#### What to produce
Give the number of lines in this listing that contain "used", with no other words.

#### Exercise data
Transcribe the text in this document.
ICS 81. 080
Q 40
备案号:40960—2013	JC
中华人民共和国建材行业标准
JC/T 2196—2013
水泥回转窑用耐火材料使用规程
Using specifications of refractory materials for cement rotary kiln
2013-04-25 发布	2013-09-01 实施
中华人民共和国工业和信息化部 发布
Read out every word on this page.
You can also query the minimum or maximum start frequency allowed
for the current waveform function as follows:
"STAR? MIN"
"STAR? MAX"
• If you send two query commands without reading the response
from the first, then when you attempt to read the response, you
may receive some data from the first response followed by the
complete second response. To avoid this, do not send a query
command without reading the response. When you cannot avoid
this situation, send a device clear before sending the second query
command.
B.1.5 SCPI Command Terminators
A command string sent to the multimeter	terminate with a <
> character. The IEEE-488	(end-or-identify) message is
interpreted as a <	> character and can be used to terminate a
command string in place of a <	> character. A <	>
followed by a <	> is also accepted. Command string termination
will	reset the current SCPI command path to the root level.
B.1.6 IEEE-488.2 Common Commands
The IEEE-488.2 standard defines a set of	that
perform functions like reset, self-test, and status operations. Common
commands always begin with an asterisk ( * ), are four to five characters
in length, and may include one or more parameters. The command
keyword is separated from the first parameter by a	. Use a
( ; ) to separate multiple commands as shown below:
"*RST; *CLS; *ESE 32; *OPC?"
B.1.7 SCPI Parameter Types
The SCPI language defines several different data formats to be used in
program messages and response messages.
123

...

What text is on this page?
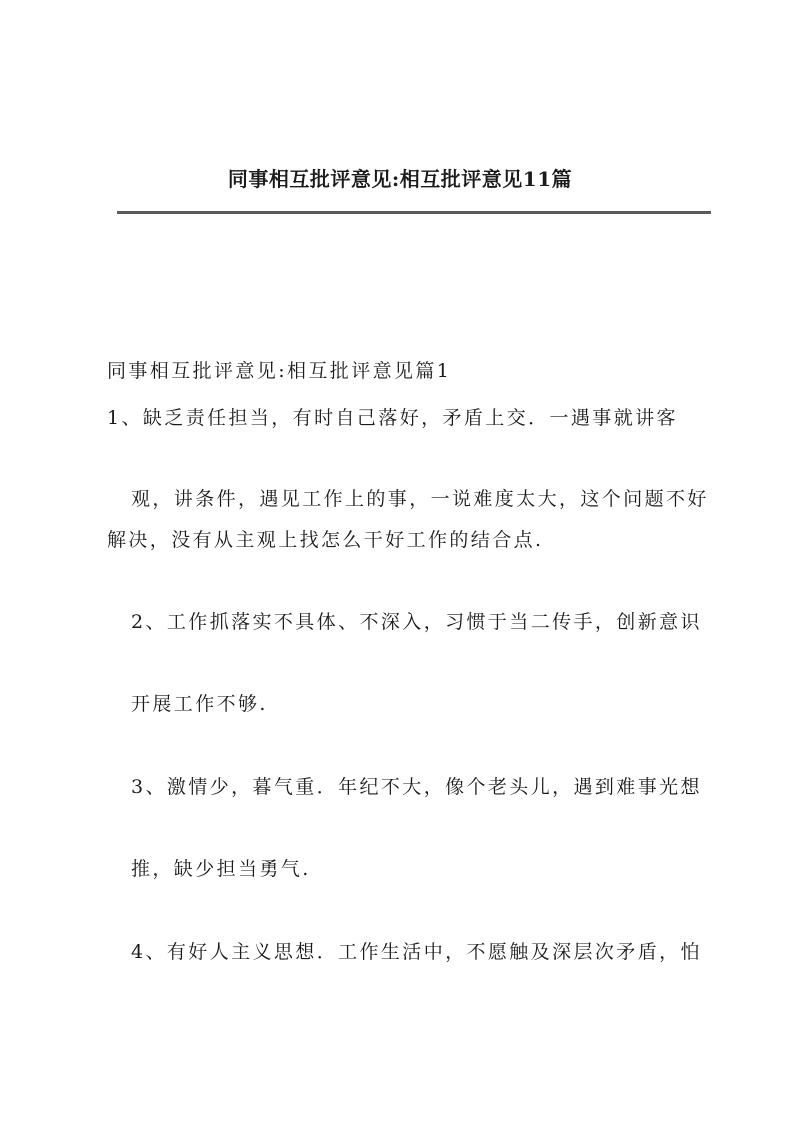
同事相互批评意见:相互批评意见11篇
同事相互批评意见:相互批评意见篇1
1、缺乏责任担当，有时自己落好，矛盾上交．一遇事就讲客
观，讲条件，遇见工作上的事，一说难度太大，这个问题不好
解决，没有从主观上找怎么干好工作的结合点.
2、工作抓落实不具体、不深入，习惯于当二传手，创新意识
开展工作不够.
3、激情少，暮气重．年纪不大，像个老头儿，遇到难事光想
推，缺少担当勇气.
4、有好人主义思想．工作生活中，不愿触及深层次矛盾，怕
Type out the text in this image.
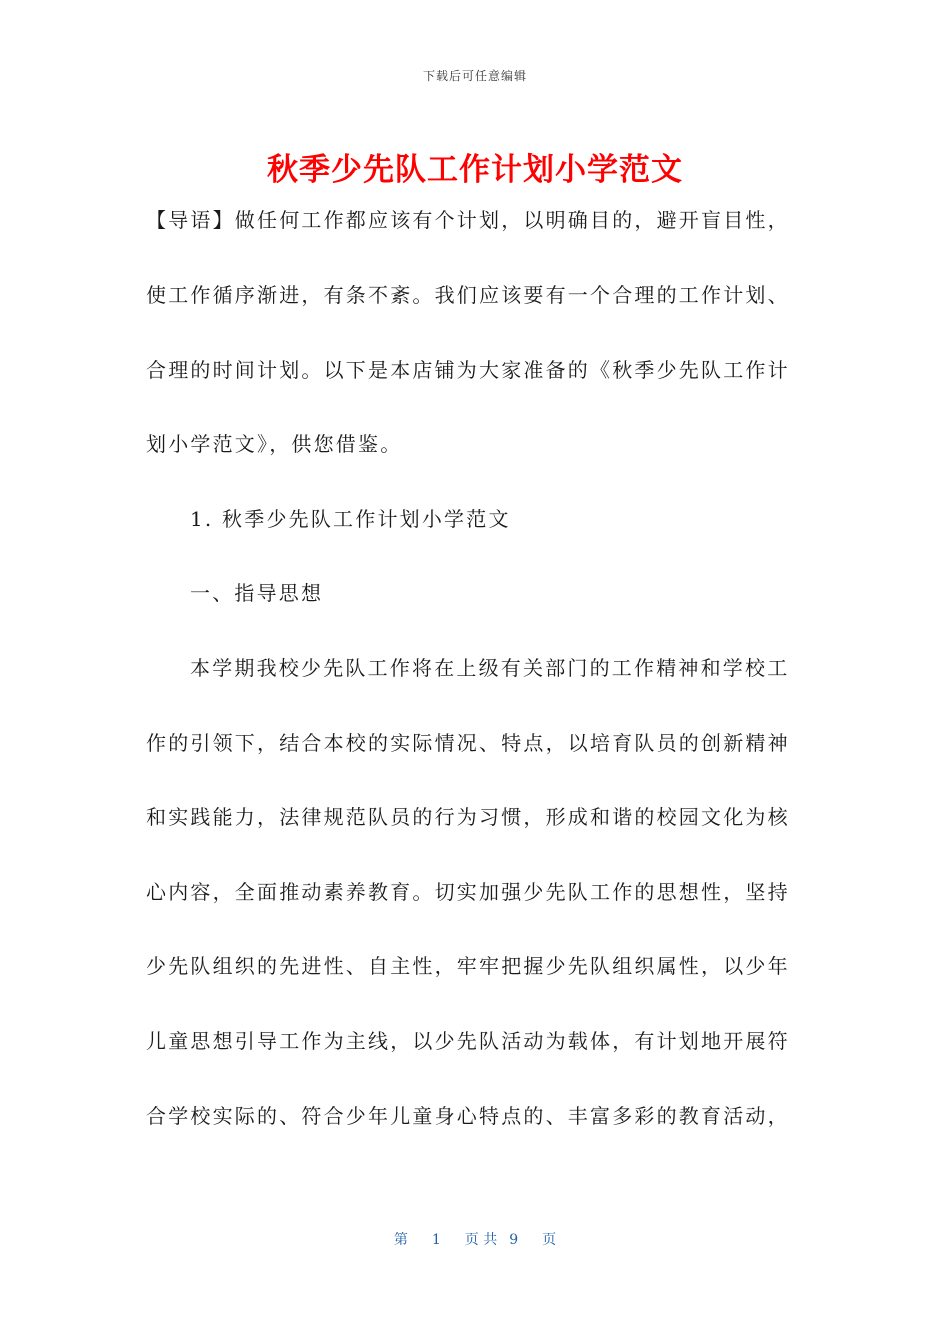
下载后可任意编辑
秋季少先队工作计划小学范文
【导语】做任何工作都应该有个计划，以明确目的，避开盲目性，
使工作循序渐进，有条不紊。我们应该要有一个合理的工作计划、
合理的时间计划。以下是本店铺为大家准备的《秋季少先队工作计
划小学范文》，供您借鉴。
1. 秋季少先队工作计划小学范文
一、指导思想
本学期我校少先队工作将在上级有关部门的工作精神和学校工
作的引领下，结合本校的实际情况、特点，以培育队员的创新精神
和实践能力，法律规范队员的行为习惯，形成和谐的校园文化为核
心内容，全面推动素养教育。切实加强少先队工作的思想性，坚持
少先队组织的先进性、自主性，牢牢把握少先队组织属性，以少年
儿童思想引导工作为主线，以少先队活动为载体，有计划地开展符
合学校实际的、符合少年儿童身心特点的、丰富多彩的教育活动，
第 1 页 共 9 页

#### Result of this exercise
2